### Written instruction
Return, word for word, every line starting at the line with "What does this" and ending at the final line of the entries; skip the pictures.

Extracted data entries
*-*-*

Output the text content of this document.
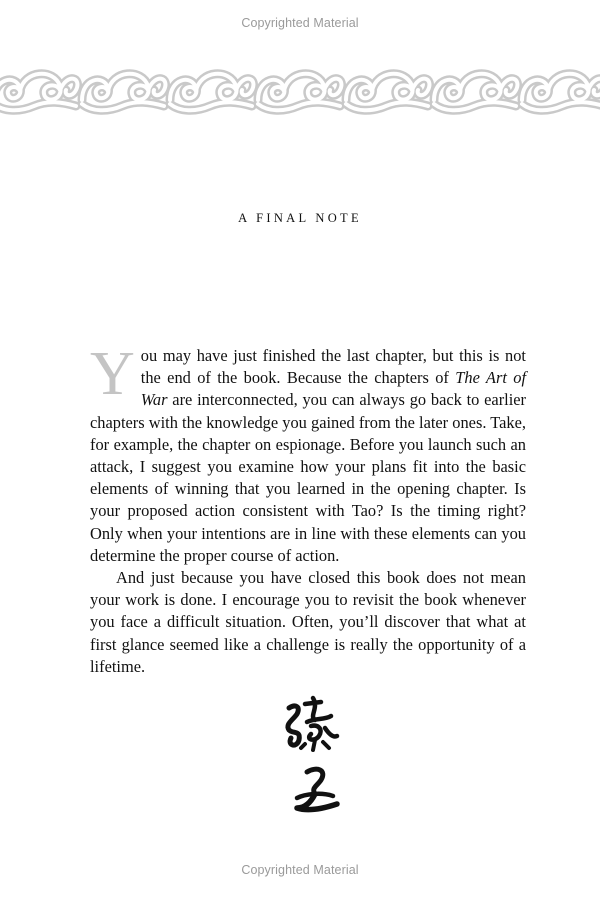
Copyrighted Material
A FINAL NOTE

You may have just finished the last chapter, but this is not the end of the book. Because the chapters of The Art of War are interconnected, you can always go back to earlier chapters with the knowledge you gained from the later ones. Take, for example, the chapter on espionage. Before you launch such an attack, I suggest you examine how your plans fit into the basic elements of winning that you learned in the opening chapter. Is your proposed action consistent with Tao? Is the timing right? Only when your intentions are in line with these elements can you determine the proper course of action.

And just because you have closed this book does not mean your work is done. I encourage you to revisit the book whenever you face a difficult situation. Often, you’ll discover that what at first glance seemed like a challenge is really the opportunity of a lifetime.

Copyrighted Material
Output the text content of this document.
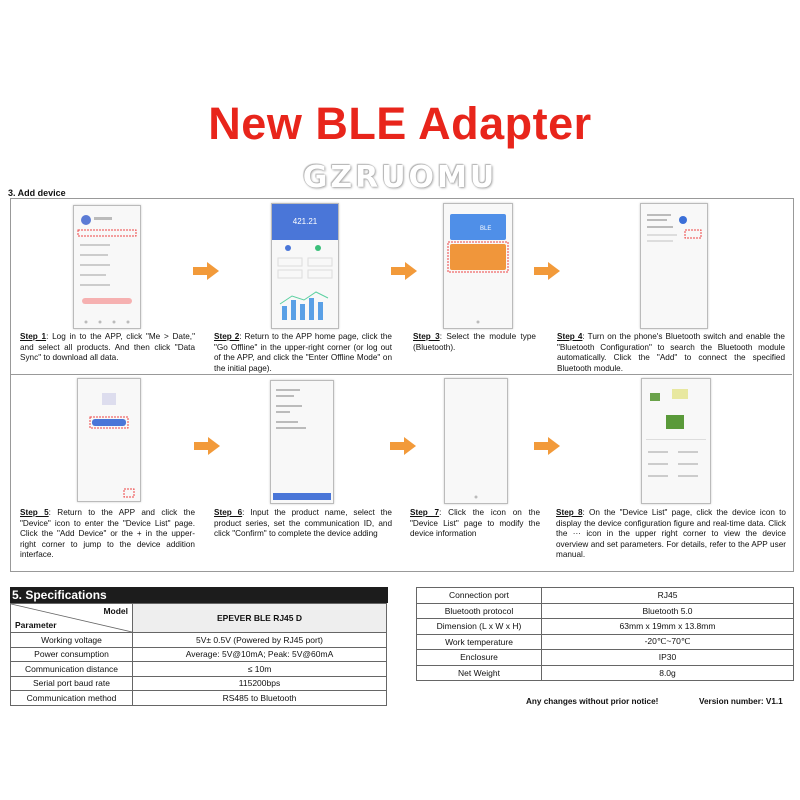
New BLE Adapter
GZRUOMU
3. Add device
421.21
BLE
Step 1: Log in to the APP, click "Me > Date," and select all products. And then click "Data Sync" to download all data.
Step 2: Return to the APP home page, click the "Go Offline" in the upper-right corner (or log out of the APP, and click the "Enter Offline Mode" on the initial page).
Step 3: Select the module type (Bluetooth).
Step 4: Turn on the phone's Bluetooth switch and enable the "Bluetooth Configuration" to search the Bluetooth module automatically. Click the "Add" to connect the specified Bluetooth module.
Step 5: Return to the APP and click the "Device" icon to enter the "Device List" page. Click the "Add Device" or the + in the upper-right corner to jump to the device addition interface.
Step 6: Input the product name, select the product series, set the communication ID, and click "Confirm" to complete the device adding
Step 7: Click the icon on the "Device List" page to modify the device information
Step 8: On the "Device List" page, click the device icon to display the device configuration figure and real-time data. Click the ··· icon in the upper right corner to view the device overview and set parameters. For details, refer to the APP user manual.
5. Specifications
Model
Parameter	EPEVER BLE RJ45 D
Working voltage	5V± 0.5V (Powered by RJ45 port)
Power consumption	Average: 5V@10mA; Peak: 5V@60mA
Communication distance	≤ 10m
Serial port baud rate	115200bps
Communication method	RS485 to Bluetooth
Connection port	RJ45
Bluetooth protocol	Bluetooth 5.0
Dimension (L x W x H)	63mm x 19mm x 13.8mm
Work temperature	-20℃~70℃
Enclosure	IP30
Net Weight	8.0g
Any changes without prior notice!	Version number: V1.1
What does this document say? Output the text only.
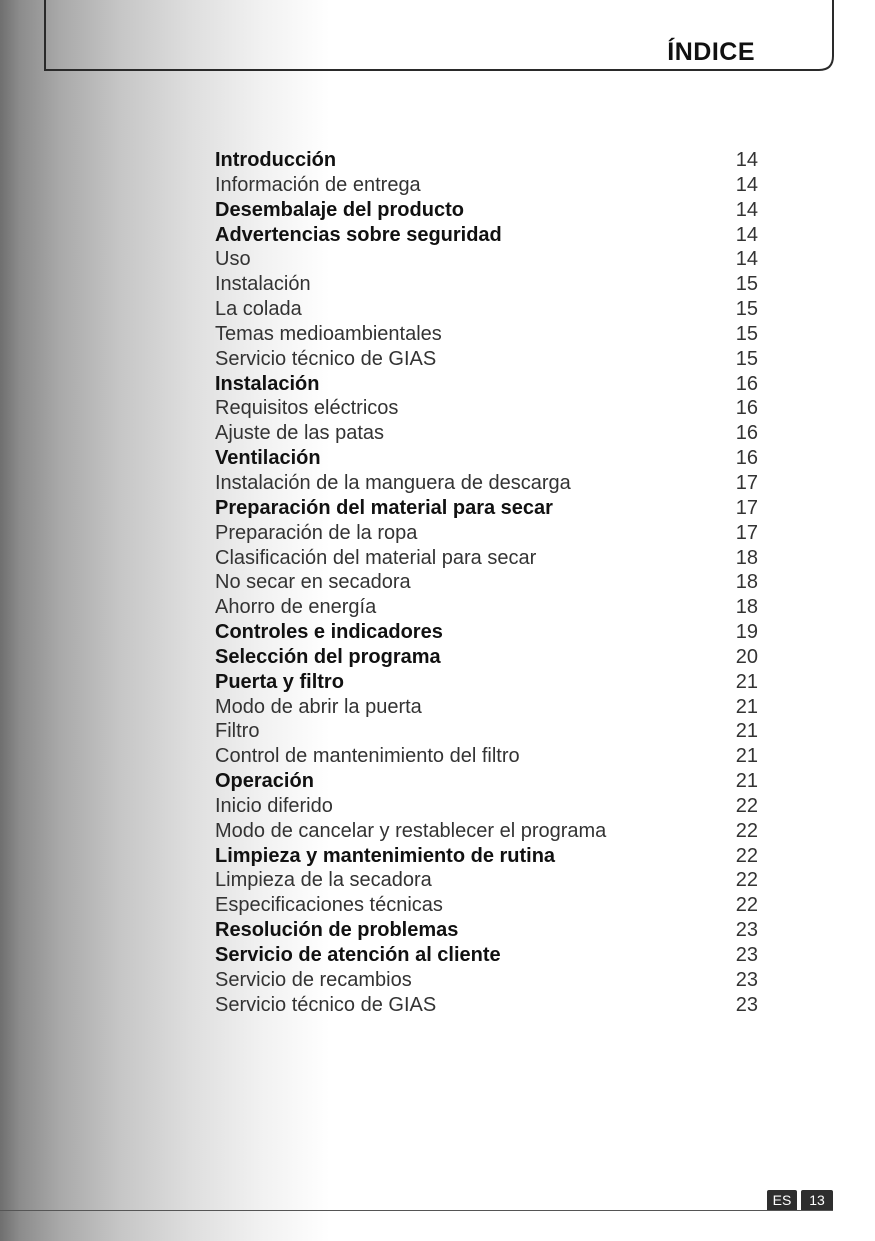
ÍNDICE
Introducción	14
Información de entrega	14
Desembalaje del producto	14
Advertencias sobre seguridad	14
Uso	14
Instalación	15
La colada	15
Temas medioambientales	15
Servicio técnico de GIAS	15
Instalación	16
Requisitos eléctricos	16
Ajuste de las patas	16
Ventilación	16
Instalación de la manguera de descarga	17
Preparación del material para secar	17
Preparación de la ropa	17
Clasificación del material para secar	18
No secar en secadora	18
Ahorro de energía	18
Controles e indicadores	19
Selección del programa	20
Puerta y filtro	21
Modo de abrir la puerta	21
Filtro	21
Control de mantenimiento del filtro	21
Operación	21
Inicio diferido	22
Modo de cancelar y restablecer el programa	22
Limpieza y mantenimiento de rutina	22
Limpieza de la secadora	22
Especificaciones técnicas	22
Resolución de problemas	23
Servicio de atención al cliente	23
Servicio de recambios	23
Servicio técnico de GIAS	23
ES	13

*-*-*

### Result of this task
What does this document say? Output the text only.
ÍNDICE
Introducción	14
Información de entrega	14
Desembalaje del producto	14
Advertencias sobre seguridad	14
Uso	14
Instalación	15
La colada	15
Temas medioambientales	15
Servicio técnico de GIAS	15
Instalación	16
Requisitos eléctricos	16
Ajuste de las patas	16
Ventilación	16
Instalación de la manguera de descarga	17
Preparación del material para secar	17
Preparación de la ropa	17
Clasificación del material para secar	18
No secar en secadora	18
Ahorro de energía	18
Controles e indicadores	19
Selección del programa	20
Puerta y filtro	21
Modo de abrir la puerta	21
Filtro	21
Control de mantenimiento del filtro	21
Operación	21
Inicio diferido	22
Modo de cancelar y restablecer el programa	22
Limpieza y mantenimiento de rutina	22
Limpieza de la secadora	22
Especificaciones técnicas	22
Resolución de problemas	23
Servicio de atención al cliente	23
Servicio de recambios	23
Servicio técnico de GIAS	23
ES	13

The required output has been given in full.